== Seçilmiş Bölüm
Toplumcu Demokrasi Partisi’nin (TDP) düzenlediği “Dayanışma Gecesi” partililerin yoğun ilgisi ve geniş katılımla gerçekleşti.
Gecede yapılan konuşmalar dakikalarca ayakta alkışlanırken, TDP Milletvekili Adayı Kıdemli Eski Yargıç Tacan Reynar’ın adaylığının Yüksek Seçim Kurulu (YSK) tarafından düşürülmesinin ardından TDP’nin yeniden motive şekilde aktif siyasette var olacağının altı çizildi.
Lefkoşa Hidden Garden’da düzenlenen geceye TDP Genel Başkanı Mine Atlı, Genel Sekreter Ersen Sururi, Genel Başkan Yardımcıları Zuhal Koreli ve Nevzat Özkunt, Lefkoşa Türk Belediyesi (LTB) Başkanı Mehmet Harmancı, Dördüncü Cumhurbaşkanı Mustafa Akıncı, TDP’li eski vekil Zeki Çeler, adaylığı Yüksek Seçim Kurulu (YSK) tarafından düşürülen Kıdemli Eski Yargıç Tacan Reynar, Merkez Yürütme Kurulu (MYK) ve Parti Meclisi (PM) üyeleri, partililer ve aileleri katıldı.
Lezzetli sunumların yapıldığı ve katılanların eşlik ettiği müzik şöleninin yaşandığı gecede, parti yetkililerinin yaptıkları konuşmalar ise kalabalığı coşturdu.
Atlı: YSK’nın kararı bize nasıl kenetleneceğimizi öğretti
Gecede ilk konuşmayı yapan Genel Başkan Mine Atlı, bir buçuk yıldır yürüttüğü görevinde öğrendiği en önemli şeyin; siyasetin her anının, her gününün kişiye farklı şeyler öğrettiği ve kattığı olduğunu belirtti, YSK’nın Reynar’la ilgili aldığı karara değindi.
Atlı, “YSK, adayımızın bu seçim sonucunda vekil olma ihtimalini elimizden almış olabilir. Ama bu karar; bize en zor zamanda birbirimize nasıl kenetleneceğimizi öğretti. Bu ülkenin en yüksek yargı organının üyelerine haksız olduklarını söyleyecek cesareti olan yoldaşlarımızın olduğunu gösterdi” dedi.
“TDP’nin yine eskisi gibi hak
ettiği konumda olması mümkün”
Kararın ardından kendilerinden hesap soran değil “Arkanızdayız” diyen bir PM ile karşılaştıklarını, partili gençlerin Mahkeme koridorlarında saatlerce fedakârca beklediğini anlatan Mine Atlı, hem PM ve MYK üyelerine hem gençlere hem de bu süreçte kendilerini Mahkemede temsil eden Avukat Ayşe Öztabay’a özel teşekkür etti.
====
== Veri Satırları
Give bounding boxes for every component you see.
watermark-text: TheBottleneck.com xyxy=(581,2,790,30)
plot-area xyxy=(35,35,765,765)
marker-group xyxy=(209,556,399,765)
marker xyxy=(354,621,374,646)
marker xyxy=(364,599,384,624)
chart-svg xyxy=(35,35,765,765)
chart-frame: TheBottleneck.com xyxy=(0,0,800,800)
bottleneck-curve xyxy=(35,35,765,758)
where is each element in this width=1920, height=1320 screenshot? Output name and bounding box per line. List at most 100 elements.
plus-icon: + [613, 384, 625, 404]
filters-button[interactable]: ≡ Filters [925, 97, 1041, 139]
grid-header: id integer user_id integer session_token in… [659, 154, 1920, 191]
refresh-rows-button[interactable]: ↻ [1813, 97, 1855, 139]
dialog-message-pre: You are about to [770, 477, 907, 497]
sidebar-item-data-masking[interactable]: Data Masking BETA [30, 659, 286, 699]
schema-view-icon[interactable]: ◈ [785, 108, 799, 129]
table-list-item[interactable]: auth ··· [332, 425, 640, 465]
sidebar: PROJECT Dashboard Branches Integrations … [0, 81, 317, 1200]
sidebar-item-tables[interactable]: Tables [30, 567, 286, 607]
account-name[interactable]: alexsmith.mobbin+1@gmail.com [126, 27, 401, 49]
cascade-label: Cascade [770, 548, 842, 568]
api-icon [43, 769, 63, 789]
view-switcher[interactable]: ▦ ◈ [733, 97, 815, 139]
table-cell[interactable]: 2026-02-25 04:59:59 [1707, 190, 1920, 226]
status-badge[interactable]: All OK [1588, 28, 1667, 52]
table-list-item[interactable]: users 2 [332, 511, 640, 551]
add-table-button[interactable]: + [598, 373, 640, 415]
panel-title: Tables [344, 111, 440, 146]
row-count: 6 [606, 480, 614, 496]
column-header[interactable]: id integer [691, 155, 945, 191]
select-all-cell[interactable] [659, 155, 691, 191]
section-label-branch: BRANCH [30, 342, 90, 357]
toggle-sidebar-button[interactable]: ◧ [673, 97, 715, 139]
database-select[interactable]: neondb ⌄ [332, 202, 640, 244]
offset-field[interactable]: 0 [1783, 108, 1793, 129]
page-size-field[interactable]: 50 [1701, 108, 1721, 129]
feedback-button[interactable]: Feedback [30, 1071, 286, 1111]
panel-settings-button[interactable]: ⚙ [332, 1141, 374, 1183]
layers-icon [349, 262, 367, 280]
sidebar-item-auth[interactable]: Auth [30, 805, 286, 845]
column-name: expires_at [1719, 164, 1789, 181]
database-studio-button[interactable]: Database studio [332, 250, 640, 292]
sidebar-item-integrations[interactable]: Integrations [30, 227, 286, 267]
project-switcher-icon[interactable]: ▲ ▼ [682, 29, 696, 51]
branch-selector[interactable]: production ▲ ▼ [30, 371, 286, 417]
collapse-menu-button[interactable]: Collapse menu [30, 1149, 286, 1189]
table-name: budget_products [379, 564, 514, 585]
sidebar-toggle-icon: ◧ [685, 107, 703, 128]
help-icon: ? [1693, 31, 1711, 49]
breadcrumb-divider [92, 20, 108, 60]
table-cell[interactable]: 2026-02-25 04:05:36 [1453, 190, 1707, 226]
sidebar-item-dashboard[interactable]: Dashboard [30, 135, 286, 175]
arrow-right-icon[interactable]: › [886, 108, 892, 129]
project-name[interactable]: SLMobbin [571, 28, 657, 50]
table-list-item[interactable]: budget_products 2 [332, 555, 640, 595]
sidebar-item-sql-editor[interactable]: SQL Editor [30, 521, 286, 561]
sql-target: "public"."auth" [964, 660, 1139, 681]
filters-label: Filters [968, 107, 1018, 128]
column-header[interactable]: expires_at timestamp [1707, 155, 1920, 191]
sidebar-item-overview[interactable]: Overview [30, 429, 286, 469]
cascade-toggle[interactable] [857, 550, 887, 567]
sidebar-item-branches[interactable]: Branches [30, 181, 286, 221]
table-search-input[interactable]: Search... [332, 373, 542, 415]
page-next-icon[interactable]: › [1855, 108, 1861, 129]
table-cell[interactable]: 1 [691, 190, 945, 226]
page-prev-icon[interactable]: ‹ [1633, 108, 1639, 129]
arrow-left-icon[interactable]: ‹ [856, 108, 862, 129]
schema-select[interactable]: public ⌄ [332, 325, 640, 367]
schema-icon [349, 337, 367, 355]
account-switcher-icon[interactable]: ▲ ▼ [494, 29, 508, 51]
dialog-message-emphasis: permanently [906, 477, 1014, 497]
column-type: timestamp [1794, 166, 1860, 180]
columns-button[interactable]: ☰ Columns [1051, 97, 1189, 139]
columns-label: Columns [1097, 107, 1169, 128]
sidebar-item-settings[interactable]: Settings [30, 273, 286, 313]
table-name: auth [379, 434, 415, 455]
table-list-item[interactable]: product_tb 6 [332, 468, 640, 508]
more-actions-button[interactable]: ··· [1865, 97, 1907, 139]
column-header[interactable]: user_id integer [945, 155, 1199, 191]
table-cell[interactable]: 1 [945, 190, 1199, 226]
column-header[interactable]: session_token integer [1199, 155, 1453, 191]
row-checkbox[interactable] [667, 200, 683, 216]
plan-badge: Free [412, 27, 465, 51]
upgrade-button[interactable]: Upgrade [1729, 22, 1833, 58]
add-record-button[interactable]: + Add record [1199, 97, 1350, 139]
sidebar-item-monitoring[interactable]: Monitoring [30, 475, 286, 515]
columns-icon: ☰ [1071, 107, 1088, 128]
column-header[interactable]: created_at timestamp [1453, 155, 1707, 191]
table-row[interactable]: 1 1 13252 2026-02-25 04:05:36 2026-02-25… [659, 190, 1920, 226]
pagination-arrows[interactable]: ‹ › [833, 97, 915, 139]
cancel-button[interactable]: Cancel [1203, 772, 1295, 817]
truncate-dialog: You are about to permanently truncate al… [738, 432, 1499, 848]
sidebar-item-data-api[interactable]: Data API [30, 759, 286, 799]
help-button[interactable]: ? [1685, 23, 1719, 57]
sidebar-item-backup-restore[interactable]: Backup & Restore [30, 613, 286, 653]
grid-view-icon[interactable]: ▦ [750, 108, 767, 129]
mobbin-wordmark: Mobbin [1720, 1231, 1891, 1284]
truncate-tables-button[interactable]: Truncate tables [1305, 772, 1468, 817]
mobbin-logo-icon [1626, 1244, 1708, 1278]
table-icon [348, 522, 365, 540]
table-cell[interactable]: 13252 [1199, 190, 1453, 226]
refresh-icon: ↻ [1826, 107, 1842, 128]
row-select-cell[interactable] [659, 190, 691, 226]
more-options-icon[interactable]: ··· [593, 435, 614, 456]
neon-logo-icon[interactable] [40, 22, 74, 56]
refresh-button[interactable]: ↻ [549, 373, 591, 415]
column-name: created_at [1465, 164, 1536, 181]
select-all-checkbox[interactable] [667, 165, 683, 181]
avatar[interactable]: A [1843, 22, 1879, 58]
====
# Verilen Görev 1:
TDP'nin Dayanışma Gecesi haberine göre gece nerede düzenlenmiştir?
# Verilen Görev 2:
Dayanışma Gecesi haberinin "Lezzetli sunumların yapıldığı" sözleriyle başlayıp "aldığı karara değindi." sözleriyle biten kısmını olduğu gibi yazınız.
# Verilen Görev 3:
TDP'nin Dayanışma Gecesi haberini son cümlesinden sonra devam ettiriniz.

# Alıştırma Cevabı 1:
Lefkoşa Hidden Garden'da düzenlenmiştir.

# Alıştırma Cevabı 2:
Lezzetli sunumların yapıldığı ve katılanların eşlik ettiği müzik şöleninin yaşandığı gecede, parti yetkililerinin yaptıkları konuşmalar ise kalabalığı coşturdu.
Atlı: YSK’nın kararı bize nasıl kenetleneceğimizi öğretti
Gecede ilk konuşmayı yapan Genel Başkan Mine Atlı, bir buçuk yıldır yürüttüğü görevinde öğrendiği en önemli şeyin; siyasetin her anının, her gününün kişiye farklı şeyler öğrettiği ve kattığı olduğunu belirtti, YSK’nın Reynar’la ilgili aldığı karara değindi.

# Alıştırma Cevabı 3:
“Bu partinin insanları, sevinçlerini, heyecanlarını, öfkelerini ve göz yaşlarını bu şekilde paylaştıkça ben inanıyorum ki en büyük zaferleri de paylaşacak yaşayacaktır” diyen Atlı, TDP’nin yine eskisi gibi temsiliyet anlamında hak ettiği konumda olmasının mümkün olduğunu, buna bir buçuk yıl öncesinden daha fazla inandığını kaydetti.
“TDP’nin iktidarda olması; barış
isteyen insanların nefes alması demektir”
“Tacan Reynar gibi dürüst, temiz, donanımlı ve cesur insanları aramıza kattıkça bu parti büyüyecek güçlenecek” diyen Mine Atlı, belki TDP’nin iktidarda olmasının tek başına Kıbrıs sorununun çözümüne yetmeyebileceğini ancak TDP’nin iktidarda olmasının, samimiyetle barış isteyen insanların nefes alması anlamına geleceğini vurguladı.
Atlı, “Bugün etrafımızı kuşatan savaş çığırtkanlığına inat, bir çözüm umudunun yaşaması demektir. Protokol adıyla üreticimizi, esnafımızı ve işletmelerimizi yok etmeyi hedefleyen dayatmalara direnmek, kendi ayaklarımız üzerinde durmamızı sağlayan politikaları yaşatmak demektir. Var olmak ve her şeye rağmen onurumuzu, haysiyetimizi ve dik duruşumuzu korumak demektir” dedi.
“2023 yılı TDP için yeni bir başlangıçtır”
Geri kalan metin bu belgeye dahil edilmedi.